### WRITTEN REQUEST
Omit all pictures and give the records below again exactly as written.

### WORKING DATA

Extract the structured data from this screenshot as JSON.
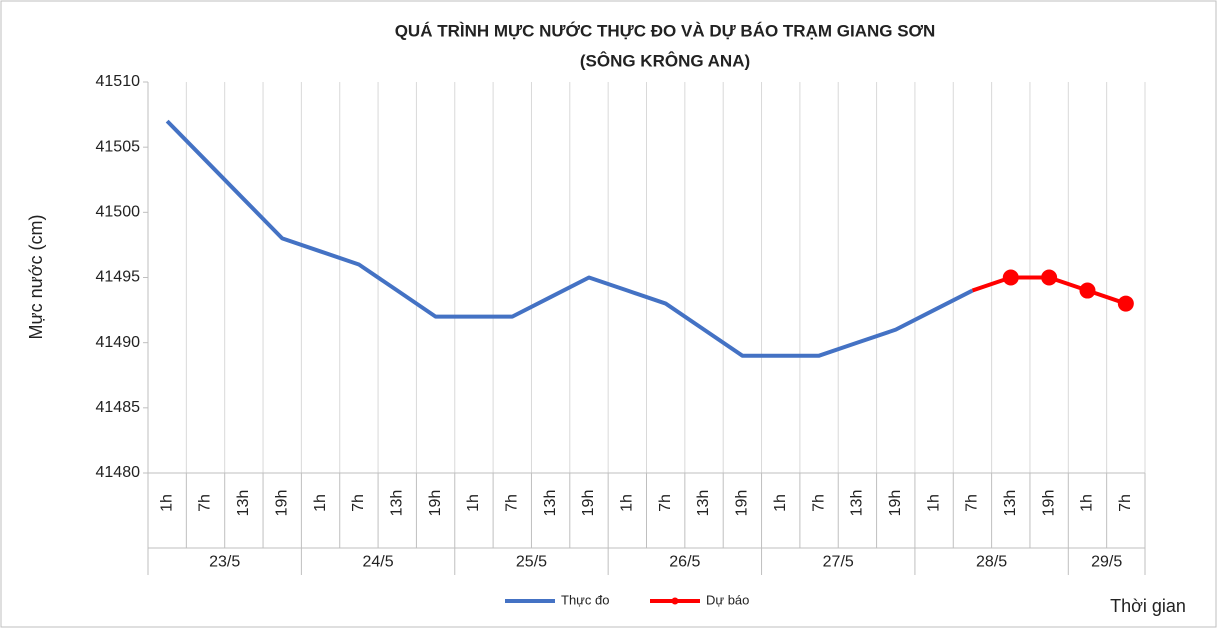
{
  "chart_data": {
    "type": "line",
    "title": "QUÁ TRÌNH MỰC NƯỚC THỰC ĐO VÀ DỰ BÁO TRẠM GIANG SƠN",
    "subtitle": "(SÔNG KRÔNG ANA)",
    "y_label": "Mực nước (cm)",
    "x_label": "Thời gian",
    "groups": [
      {
        "label": "23/5",
        "categories": [
          "1h",
          "7h",
          "13h",
          "19h"
        ]
      },
      {
        "label": "24/5",
        "categories": [
          "1h",
          "7h",
          "13h",
          "19h"
        ]
      },
      {
        "label": "25/5",
        "categories": [
          "1h",
          "7h",
          "13h",
          "19h"
        ]
      },
      {
        "label": "26/5",
        "categories": [
          "1h",
          "7h",
          "13h",
          "19h"
        ]
      },
      {
        "label": "27/5",
        "categories": [
          "1h",
          "7h",
          "13h",
          "19h"
        ]
      },
      {
        "label": "28/5",
        "categories": [
          "1h",
          "7h",
          "13h",
          "19h"
        ]
      },
      {
        "label": "29/5",
        "categories": [
          "1h",
          "7h"
        ]
      }
    ],
    "series": [
      {
        "name": "Thực đo",
        "color": "#4472c4",
        "values": [
          41507,
          41504,
          41501,
          41498,
          41497,
          41496,
          41494,
          41492,
          41492,
          41492,
          41493.5,
          41495,
          41494,
          41493,
          41491,
          41489,
          41489,
          41489,
          41490,
          41491,
          41492.5,
          41494,
          null,
          null,
          null,
          null
        ]
      },
      {
        "name": "Dự báo",
        "color": "#ff0000",
        "values": [
          null,
          null,
          null,
          null,
          null,
          null,
          null,
          null,
          null,
          null,
          null,
          null,
          null,
          null,
          null,
          null,
          null,
          null,
          null,
          null,
          null,
          41494,
          41495,
          41495,
          41494,
          41493
        ]
      }
    ],
    "ylim": [
      41480,
      41510
    ],
    "yticks": [
      41480,
      41485,
      41490,
      41495,
      41500,
      41505,
      41510
    ],
    "grid": "vertical"
  }
}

### WRITTEN REPLY
Extract the structured data from this screenshot as JSON.
{
  "chart_data": {
    "type": "line",
    "title": "QUÁ TRÌNH MỰC NƯỚC THỰC ĐO VÀ DỰ BÁO TRẠM GIANG SƠN",
    "subtitle": "(SÔNG KRÔNG ANA)",
    "y_label": "Mực nước (cm)",
    "x_label": "Thời gian",
    "groups": [
      {
        "label": "23/5",
        "categories": [
          "1h",
          "7h",
          "13h",
          "19h"
        ]
      },
      {
        "label": "24/5",
        "categories": [
          "1h",
          "7h",
          "13h",
          "19h"
        ]
      },
      {
        "label": "25/5",
        "categories": [
          "1h",
          "7h",
          "13h",
          "19h"
        ]
      },
      {
        "label": "26/5",
        "categories": [
          "1h",
          "7h",
          "13h",
          "19h"
        ]
      },
      {
        "label": "27/5",
        "categories": [
          "1h",
          "7h",
          "13h",
          "19h"
        ]
      },
      {
        "label": "28/5",
        "categories": [
          "1h",
          "7h",
          "13h",
          "19h"
        ]
      },
      {
        "label": "29/5",
        "categories": [
          "1h",
          "7h"
        ]
      }
    ],
    "series": [
      {
        "name": "Thực đo",
        "color": "#4472c4",
        "values": [
          41507,
          41504,
          41501,
          41498,
          41497,
          41496,
          41494,
          41492,
          41492,
          41492,
          41493.5,
          41495,
          41494,
          41493,
          41491,
          41489,
          41489,
          41489,
          41490,
          41491,
          41492.5,
          41494,
          null,
          null,
          null,
          null
        ]
      },
      {
        "name": "Dự báo",
        "color": "#ff0000",
        "values": [
          null,
          null,
          null,
          null,
          null,
          null,
          null,
          null,
          null,
          null,
          null,
          null,
          null,
          null,
          null,
          null,
          null,
          null,
          null,
          null,
          null,
          41494,
          41495,
          41495,
          41494,
          41493
        ]
      }
    ],
    "ylim": [
      41480,
      41510
    ],
    "yticks": [
      41480,
      41485,
      41490,
      41495,
      41500,
      41505,
      41510
    ],
    "grid": "vertical"
  }
}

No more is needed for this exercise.